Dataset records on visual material

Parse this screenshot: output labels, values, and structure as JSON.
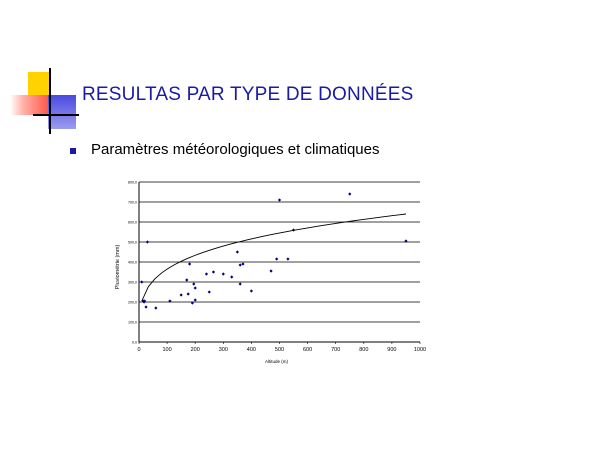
{
  "slide": {
    "title": "RESULTAS PAR TYPE DE DONNÉES",
    "bullets": [
      {
        "text": "Paramètres météorologiques et climatiques"
      }
    ]
  },
  "colors": {
    "title": "#1a1aa6",
    "bullet": "#1a1aa6",
    "points": "#00007a",
    "deco_yellow": "#ffd200",
    "deco_red": "#ff5a4a",
    "deco_blue": "#4a4ae0"
  },
  "chart_data": {
    "type": "scatter",
    "title": "",
    "xlabel": "Altitude (m)",
    "ylabel": "Pluviométrie (mm)",
    "xlim": [
      0,
      1000
    ],
    "ylim": [
      0,
      800
    ],
    "xticks": [
      0,
      100,
      200,
      300,
      400,
      500,
      600,
      700,
      800,
      900,
      1000
    ],
    "yticks": [
      0,
      100,
      200,
      300,
      400,
      500,
      600,
      700,
      800
    ],
    "ytick_labels": [
      "0,0",
      "100,0",
      "200,0",
      "300,0",
      "400,0",
      "500,0",
      "600,0",
      "700,0",
      "800,0"
    ],
    "grid": {
      "horizontal": true,
      "vertical": false
    },
    "legend": "none",
    "series": [
      {
        "points": [
          [
            10,
            300
          ],
          [
            15,
            205
          ],
          [
            18,
            200
          ],
          [
            20,
            205
          ],
          [
            25,
            175
          ],
          [
            30,
            500
          ],
          [
            60,
            170
          ],
          [
            110,
            205
          ],
          [
            150,
            235
          ],
          [
            170,
            310
          ],
          [
            175,
            240
          ],
          [
            180,
            390
          ],
          [
            190,
            195
          ],
          [
            195,
            290
          ],
          [
            200,
            210
          ],
          [
            200,
            270
          ],
          [
            240,
            340
          ],
          [
            250,
            250
          ],
          [
            265,
            350
          ],
          [
            300,
            340
          ],
          [
            330,
            325
          ],
          [
            350,
            450
          ],
          [
            360,
            290
          ],
          [
            360,
            385
          ],
          [
            370,
            390
          ],
          [
            400,
            255
          ],
          [
            470,
            355
          ],
          [
            490,
            415
          ],
          [
            500,
            710
          ],
          [
            530,
            415
          ],
          [
            550,
            560
          ],
          [
            750,
            740
          ],
          [
            950,
            505
          ]
        ]
      }
    ],
    "trendline": {
      "type": "power",
      "from": [
        10,
        205
      ],
      "to": [
        950,
        640
      ]
    }
  }
}
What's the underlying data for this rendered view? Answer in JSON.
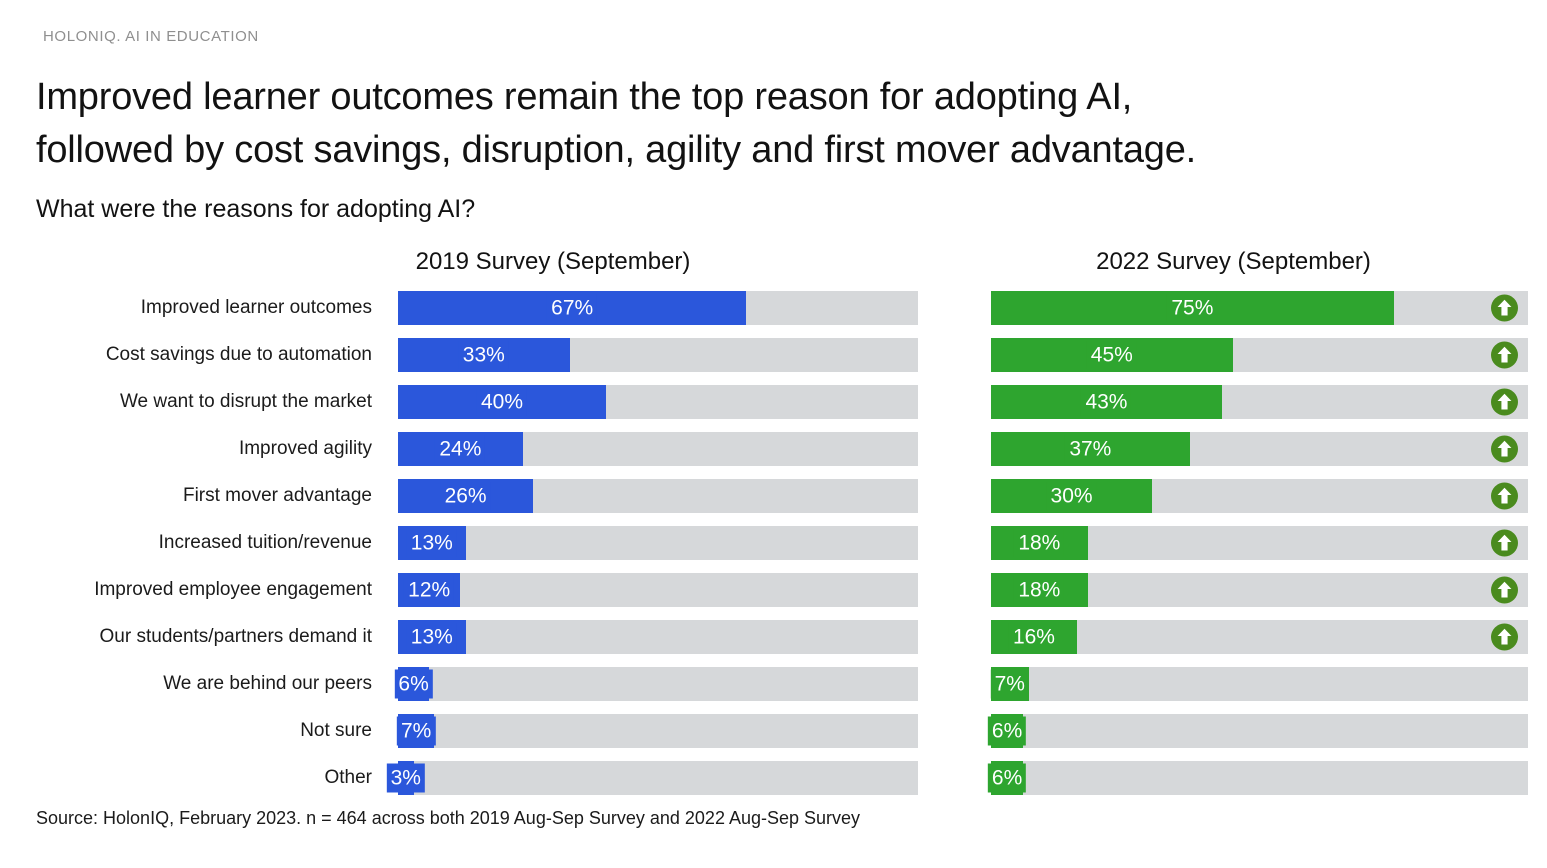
{
  "header": {
    "brand": "HOLONIQ. AI IN EDUCATION"
  },
  "title_lines": [
    "Improved learner outcomes remain the top reason for adopting AI,",
    "followed by cost savings, disruption, agility and first mover advantage."
  ],
  "subtitle": "What were the reasons for adopting AI?",
  "chart_data": {
    "type": "bar",
    "orientation": "horizontal",
    "xlim": [
      0,
      100
    ],
    "unit": "%",
    "track_color": "#d6d8da",
    "categories": [
      "Improved learner outcomes",
      "Cost savings due to automation",
      "We want to disrupt the market",
      "Improved agility",
      "First mover advantage",
      "Increased tuition/revenue",
      "Improved employee engagement",
      "Our students/partners demand it",
      "We are behind our peers",
      "Not sure",
      "Other"
    ],
    "series": [
      {
        "key": "2019",
        "name": "2019 Survey (September)",
        "color": "#2b57db",
        "values": [
          67,
          33,
          40,
          24,
          26,
          13,
          12,
          13,
          6,
          7,
          3
        ]
      },
      {
        "key": "2022",
        "name": "2022 Survey (September)",
        "color": "#2ea52f",
        "values": [
          75,
          45,
          43,
          37,
          30,
          18,
          18,
          16,
          7,
          6,
          6
        ]
      }
    ],
    "increase_arrow_rows": [
      true,
      true,
      true,
      true,
      true,
      true,
      true,
      true,
      false,
      false,
      false
    ],
    "increase_arrow_icon": {
      "name": "up-arrow-in-circle",
      "circle_color": "#4a8b1e",
      "glyph_color": "#ffffff"
    }
  },
  "source": "Source: HolonIQ, February 2023. n = 464 across both 2019 Aug-Sep Survey and 2022 Aug-Sep Survey"
}
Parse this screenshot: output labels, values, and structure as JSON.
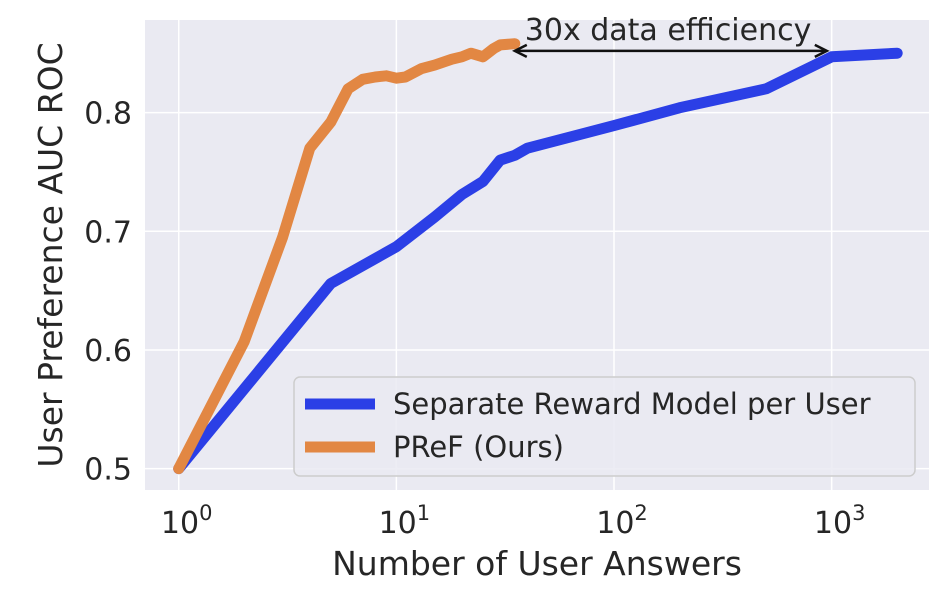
{
  "chart_data": {
    "type": "line",
    "xlabel": "Number of User Answers",
    "ylabel": "User Preference AUC ROC",
    "xscale": "log",
    "xlim": [
      0.7,
      2800
    ],
    "ylim": [
      0.482,
      0.878
    ],
    "grid": true,
    "legend_position": "lower-right",
    "x_ticks": [
      {
        "value": 1,
        "base": "10",
        "exp": "0"
      },
      {
        "value": 10,
        "base": "10",
        "exp": "1"
      },
      {
        "value": 100,
        "base": "10",
        "exp": "2"
      },
      {
        "value": 1000,
        "base": "10",
        "exp": "3"
      }
    ],
    "y_ticks": [
      {
        "value": 0.5,
        "label": "0.5"
      },
      {
        "value": 0.6,
        "label": "0.6"
      },
      {
        "value": 0.7,
        "label": "0.7"
      },
      {
        "value": 0.8,
        "label": "0.8"
      }
    ],
    "series": [
      {
        "name": "Separate Reward Model per User",
        "color": "#2b3fe6",
        "points": [
          [
            1,
            0.5
          ],
          [
            5,
            0.656
          ],
          [
            10,
            0.687
          ],
          [
            15,
            0.712
          ],
          [
            20,
            0.731
          ],
          [
            25,
            0.742
          ],
          [
            30,
            0.76
          ],
          [
            35,
            0.764
          ],
          [
            40,
            0.77
          ],
          [
            100,
            0.789
          ],
          [
            200,
            0.804
          ],
          [
            500,
            0.82
          ],
          [
            1000,
            0.847
          ],
          [
            2000,
            0.85
          ]
        ]
      },
      {
        "name": "PReF (Ours)",
        "color": "#e28743",
        "points": [
          [
            1,
            0.5
          ],
          [
            2,
            0.607
          ],
          [
            3,
            0.695
          ],
          [
            4,
            0.77
          ],
          [
            5,
            0.792
          ],
          [
            6,
            0.82
          ],
          [
            7,
            0.828
          ],
          [
            8,
            0.83
          ],
          [
            9,
            0.831
          ],
          [
            10,
            0.829
          ],
          [
            11,
            0.83
          ],
          [
            13,
            0.837
          ],
          [
            15,
            0.84
          ],
          [
            18,
            0.845
          ],
          [
            20,
            0.847
          ],
          [
            22,
            0.85
          ],
          [
            25,
            0.847
          ],
          [
            28,
            0.854
          ],
          [
            30,
            0.857
          ],
          [
            35,
            0.858
          ]
        ]
      }
    ],
    "annotation": {
      "text": "30x data efficiency",
      "arrow_from": [
        35,
        0.852
      ],
      "arrow_to": [
        950,
        0.852
      ]
    }
  }
}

**Work instructions**. Omit the pictures and give the material again, exactly and in full.

**Written response**.
Parse this screenshot: output labels, values, and structure as JSON.
{
  "slide": {
    "title": "RESULTAS PAR TYPE DE DONNÉES",
    "bullets": [
      {
        "text": "Paramètres météorologiques et climatiques"
      }
    ]
  },
  "colors": {
    "title": "#1a1aa6",
    "bullet": "#1a1aa6",
    "points": "#00007a",
    "deco_yellow": "#ffd200",
    "deco_red": "#ff5a4a",
    "deco_blue": "#4a4ae0"
  },
  "chart_data": {
    "type": "scatter",
    "title": "",
    "xlabel": "Altitude (m)",
    "ylabel": "Pluviométrie (mm)",
    "xlim": [
      0,
      1000
    ],
    "ylim": [
      0,
      800
    ],
    "xticks": [
      0,
      100,
      200,
      300,
      400,
      500,
      600,
      700,
      800,
      900,
      1000
    ],
    "yticks": [
      0,
      100,
      200,
      300,
      400,
      500,
      600,
      700,
      800
    ],
    "ytick_labels": [
      "0,0",
      "100,0",
      "200,0",
      "300,0",
      "400,0",
      "500,0",
      "600,0",
      "700,0",
      "800,0"
    ],
    "grid": {
      "horizontal": true,
      "vertical": false
    },
    "legend": "none",
    "series": [
      {
        "points": [
          [
            10,
            300
          ],
          [
            15,
            205
          ],
          [
            18,
            200
          ],
          [
            20,
            205
          ],
          [
            25,
            175
          ],
          [
            30,
            500
          ],
          [
            60,
            170
          ],
          [
            110,
            205
          ],
          [
            150,
            235
          ],
          [
            170,
            310
          ],
          [
            175,
            240
          ],
          [
            180,
            390
          ],
          [
            190,
            195
          ],
          [
            195,
            290
          ],
          [
            200,
            210
          ],
          [
            200,
            270
          ],
          [
            240,
            340
          ],
          [
            250,
            250
          ],
          [
            265,
            350
          ],
          [
            300,
            340
          ],
          [
            330,
            325
          ],
          [
            350,
            450
          ],
          [
            360,
            290
          ],
          [
            360,
            385
          ],
          [
            370,
            390
          ],
          [
            400,
            255
          ],
          [
            470,
            355
          ],
          [
            490,
            415
          ],
          [
            500,
            710
          ],
          [
            530,
            415
          ],
          [
            550,
            560
          ],
          [
            750,
            740
          ],
          [
            950,
            505
          ]
        ]
      }
    ],
    "trendline": {
      "type": "power",
      "from": [
        10,
        205
      ],
      "to": [
        950,
        640
      ]
    }
  }
}
What's the underlying data for this rendered view? Answer in JSON.
{
  "header": {
    "brand": "HOLONIQ. AI IN EDUCATION"
  },
  "title_lines": [
    "Improved learner outcomes remain the top reason for adopting AI,",
    "followed by cost savings, disruption, agility and first mover advantage."
  ],
  "subtitle": "What were the reasons for adopting AI?",
  "chart_data": {
    "type": "bar",
    "orientation": "horizontal",
    "xlim": [
      0,
      100
    ],
    "unit": "%",
    "track_color": "#d6d8da",
    "categories": [
      "Improved learner outcomes",
      "Cost savings due to automation",
      "We want to disrupt the market",
      "Improved agility",
      "First mover advantage",
      "Increased tuition/revenue",
      "Improved employee engagement",
      "Our students/partners demand it",
      "We are behind our peers",
      "Not sure",
      "Other"
    ],
    "series": [
      {
        "key": "2019",
        "name": "2019 Survey (September)",
        "color": "#2b57db",
        "values": [
          67,
          33,
          40,
          24,
          26,
          13,
          12,
          13,
          6,
          7,
          3
        ]
      },
      {
        "key": "2022",
        "name": "2022 Survey (September)",
        "color": "#2ea52f",
        "values": [
          75,
          45,
          43,
          37,
          30,
          18,
          18,
          16,
          7,
          6,
          6
        ]
      }
    ],
    "increase_arrow_rows": [
      true,
      true,
      true,
      true,
      true,
      true,
      true,
      true,
      false,
      false,
      false
    ],
    "increase_arrow_icon": {
      "name": "up-arrow-in-circle",
      "circle_color": "#4a8b1e",
      "glyph_color": "#ffffff"
    }
  },
  "source": "Source: HolonIQ, February 2023. n = 464 across both 2019 Aug-Sep Survey and 2022 Aug-Sep Survey"
}
Parse this screenshot: output labels, values, and structure as JSON.
{
  "chart_data": {
    "type": "line",
    "xlabel": "Number of User Answers",
    "ylabel": "User Preference AUC ROC",
    "xscale": "log",
    "xlim": [
      0.7,
      2800
    ],
    "ylim": [
      0.482,
      0.878
    ],
    "grid": true,
    "legend_position": "lower-right",
    "x_ticks": [
      {
        "value": 1,
        "base": "10",
        "exp": "0"
      },
      {
        "value": 10,
        "base": "10",
        "exp": "1"
      },
      {
        "value": 100,
        "base": "10",
        "exp": "2"
      },
      {
        "value": 1000,
        "base": "10",
        "exp": "3"
      }
    ],
    "y_ticks": [
      {
        "value": 0.5,
        "label": "0.5"
      },
      {
        "value": 0.6,
        "label": "0.6"
      },
      {
        "value": 0.7,
        "label": "0.7"
      },
      {
        "value": 0.8,
        "label": "0.8"
      }
    ],
    "series": [
      {
        "name": "Separate Reward Model per User",
        "color": "#2b3fe6",
        "points": [
          [
            1,
            0.5
          ],
          [
            5,
            0.656
          ],
          [
            10,
            0.687
          ],
          [
            15,
            0.712
          ],
          [
            20,
            0.731
          ],
          [
            25,
            0.742
          ],
          [
            30,
            0.76
          ],
          [
            35,
            0.764
          ],
          [
            40,
            0.77
          ],
          [
            100,
            0.789
          ],
          [
            200,
            0.804
          ],
          [
            500,
            0.82
          ],
          [
            1000,
            0.847
          ],
          [
            2000,
            0.85
          ]
        ]
      },
      {
        "name": "PReF (Ours)",
        "color": "#e28743",
        "points": [
          [
            1,
            0.5
          ],
          [
            2,
            0.607
          ],
          [
            3,
            0.695
          ],
          [
            4,
            0.77
          ],
          [
            5,
            0.792
          ],
          [
            6,
            0.82
          ],
          [
            7,
            0.828
          ],
          [
            8,
            0.83
          ],
          [
            9,
            0.831
          ],
          [
            10,
            0.829
          ],
          [
            11,
            0.83
          ],
          [
            13,
            0.837
          ],
          [
            15,
            0.84
          ],
          [
            18,
            0.845
          ],
          [
            20,
            0.847
          ],
          [
            22,
            0.85
          ],
          [
            25,
            0.847
          ],
          [
            28,
            0.854
          ],
          [
            30,
            0.857
          ],
          [
            35,
            0.858
          ]
        ]
      }
    ],
    "annotation": {
      "text": "30x data efficiency",
      "arrow_from": [
        35,
        0.852
      ],
      "arrow_to": [
        950,
        0.852
      ]
    }
  }
}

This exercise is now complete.